● The task
Gather all lines from the material that contain the word "close".

(Saved data entries)
┌────────
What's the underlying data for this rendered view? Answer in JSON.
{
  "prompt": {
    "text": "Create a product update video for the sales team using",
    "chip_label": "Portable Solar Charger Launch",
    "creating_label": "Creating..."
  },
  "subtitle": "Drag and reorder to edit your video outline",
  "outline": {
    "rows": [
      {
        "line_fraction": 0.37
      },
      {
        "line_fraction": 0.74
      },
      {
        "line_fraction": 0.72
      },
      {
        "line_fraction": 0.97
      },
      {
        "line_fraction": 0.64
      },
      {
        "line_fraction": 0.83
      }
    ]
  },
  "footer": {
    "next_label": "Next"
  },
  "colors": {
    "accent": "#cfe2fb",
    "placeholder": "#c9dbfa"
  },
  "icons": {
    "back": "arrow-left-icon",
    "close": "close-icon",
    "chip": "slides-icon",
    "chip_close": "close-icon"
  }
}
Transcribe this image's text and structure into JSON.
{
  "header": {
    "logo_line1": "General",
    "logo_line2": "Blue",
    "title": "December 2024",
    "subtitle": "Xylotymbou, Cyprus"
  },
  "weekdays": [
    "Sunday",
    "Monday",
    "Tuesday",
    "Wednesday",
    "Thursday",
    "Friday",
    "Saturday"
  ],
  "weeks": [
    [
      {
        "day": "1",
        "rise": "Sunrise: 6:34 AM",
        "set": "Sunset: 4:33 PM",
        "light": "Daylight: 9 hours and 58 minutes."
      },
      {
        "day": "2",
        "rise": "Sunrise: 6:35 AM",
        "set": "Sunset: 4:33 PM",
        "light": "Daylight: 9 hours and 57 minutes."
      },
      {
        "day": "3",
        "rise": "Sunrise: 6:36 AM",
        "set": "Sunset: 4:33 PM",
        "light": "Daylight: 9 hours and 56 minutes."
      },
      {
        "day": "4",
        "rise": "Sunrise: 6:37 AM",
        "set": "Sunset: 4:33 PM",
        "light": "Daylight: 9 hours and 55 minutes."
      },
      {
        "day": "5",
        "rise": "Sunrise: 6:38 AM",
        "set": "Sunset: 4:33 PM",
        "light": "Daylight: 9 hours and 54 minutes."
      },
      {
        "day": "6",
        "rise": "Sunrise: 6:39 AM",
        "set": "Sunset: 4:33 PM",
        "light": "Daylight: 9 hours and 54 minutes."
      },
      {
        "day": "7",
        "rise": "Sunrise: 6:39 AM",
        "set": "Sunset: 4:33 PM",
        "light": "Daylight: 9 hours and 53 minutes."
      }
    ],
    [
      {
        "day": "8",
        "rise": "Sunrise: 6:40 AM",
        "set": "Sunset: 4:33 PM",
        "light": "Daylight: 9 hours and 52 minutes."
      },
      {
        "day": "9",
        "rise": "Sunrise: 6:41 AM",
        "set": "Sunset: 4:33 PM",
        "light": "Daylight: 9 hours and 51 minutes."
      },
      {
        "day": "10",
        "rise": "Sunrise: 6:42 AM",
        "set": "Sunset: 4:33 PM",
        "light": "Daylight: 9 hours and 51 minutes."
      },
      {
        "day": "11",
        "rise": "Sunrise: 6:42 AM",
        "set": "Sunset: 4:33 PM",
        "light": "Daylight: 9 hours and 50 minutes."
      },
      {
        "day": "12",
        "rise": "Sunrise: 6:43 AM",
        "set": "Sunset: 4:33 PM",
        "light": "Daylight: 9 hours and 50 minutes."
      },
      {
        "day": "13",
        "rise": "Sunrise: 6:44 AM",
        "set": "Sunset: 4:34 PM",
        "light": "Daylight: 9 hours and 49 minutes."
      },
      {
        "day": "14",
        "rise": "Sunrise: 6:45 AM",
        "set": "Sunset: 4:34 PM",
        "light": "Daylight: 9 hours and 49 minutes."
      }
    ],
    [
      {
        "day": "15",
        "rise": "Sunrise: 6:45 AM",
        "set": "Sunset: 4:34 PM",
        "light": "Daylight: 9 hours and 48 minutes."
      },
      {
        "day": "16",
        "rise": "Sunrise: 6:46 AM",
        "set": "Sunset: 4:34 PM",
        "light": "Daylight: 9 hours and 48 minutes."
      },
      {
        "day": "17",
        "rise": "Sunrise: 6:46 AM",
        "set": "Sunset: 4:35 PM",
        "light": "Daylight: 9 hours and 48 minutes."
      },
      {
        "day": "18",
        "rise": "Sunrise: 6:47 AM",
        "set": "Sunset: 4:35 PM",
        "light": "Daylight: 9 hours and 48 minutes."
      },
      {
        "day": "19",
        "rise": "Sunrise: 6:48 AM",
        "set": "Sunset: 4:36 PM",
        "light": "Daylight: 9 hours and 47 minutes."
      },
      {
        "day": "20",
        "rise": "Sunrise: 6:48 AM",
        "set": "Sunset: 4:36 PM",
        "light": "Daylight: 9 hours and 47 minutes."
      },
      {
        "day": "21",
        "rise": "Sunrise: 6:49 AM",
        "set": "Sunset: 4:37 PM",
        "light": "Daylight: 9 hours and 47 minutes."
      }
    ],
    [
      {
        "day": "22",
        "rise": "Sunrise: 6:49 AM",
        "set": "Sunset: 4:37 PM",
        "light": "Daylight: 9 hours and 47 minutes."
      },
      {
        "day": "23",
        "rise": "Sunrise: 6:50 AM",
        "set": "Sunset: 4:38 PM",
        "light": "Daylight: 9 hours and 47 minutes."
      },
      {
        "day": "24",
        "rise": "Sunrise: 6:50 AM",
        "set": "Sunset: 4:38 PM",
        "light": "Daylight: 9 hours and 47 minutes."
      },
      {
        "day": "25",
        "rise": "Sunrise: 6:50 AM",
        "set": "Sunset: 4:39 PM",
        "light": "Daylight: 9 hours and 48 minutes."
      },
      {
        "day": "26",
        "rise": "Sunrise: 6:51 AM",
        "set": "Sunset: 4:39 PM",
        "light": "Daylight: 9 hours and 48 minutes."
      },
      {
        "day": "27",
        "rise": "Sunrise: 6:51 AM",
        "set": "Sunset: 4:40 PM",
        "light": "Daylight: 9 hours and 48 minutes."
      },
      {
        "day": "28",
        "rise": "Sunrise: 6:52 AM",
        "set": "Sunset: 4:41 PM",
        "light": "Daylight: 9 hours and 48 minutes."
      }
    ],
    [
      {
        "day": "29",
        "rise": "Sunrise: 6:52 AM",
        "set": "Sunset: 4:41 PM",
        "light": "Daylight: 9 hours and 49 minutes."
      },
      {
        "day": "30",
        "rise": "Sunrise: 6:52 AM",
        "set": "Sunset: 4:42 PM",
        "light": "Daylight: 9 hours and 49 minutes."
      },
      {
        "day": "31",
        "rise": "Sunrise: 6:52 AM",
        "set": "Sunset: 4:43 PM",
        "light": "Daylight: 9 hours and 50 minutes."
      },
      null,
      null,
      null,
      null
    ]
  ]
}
└────────
● Written response
    "close": "close-icon",
    "chip_close": "close-icon"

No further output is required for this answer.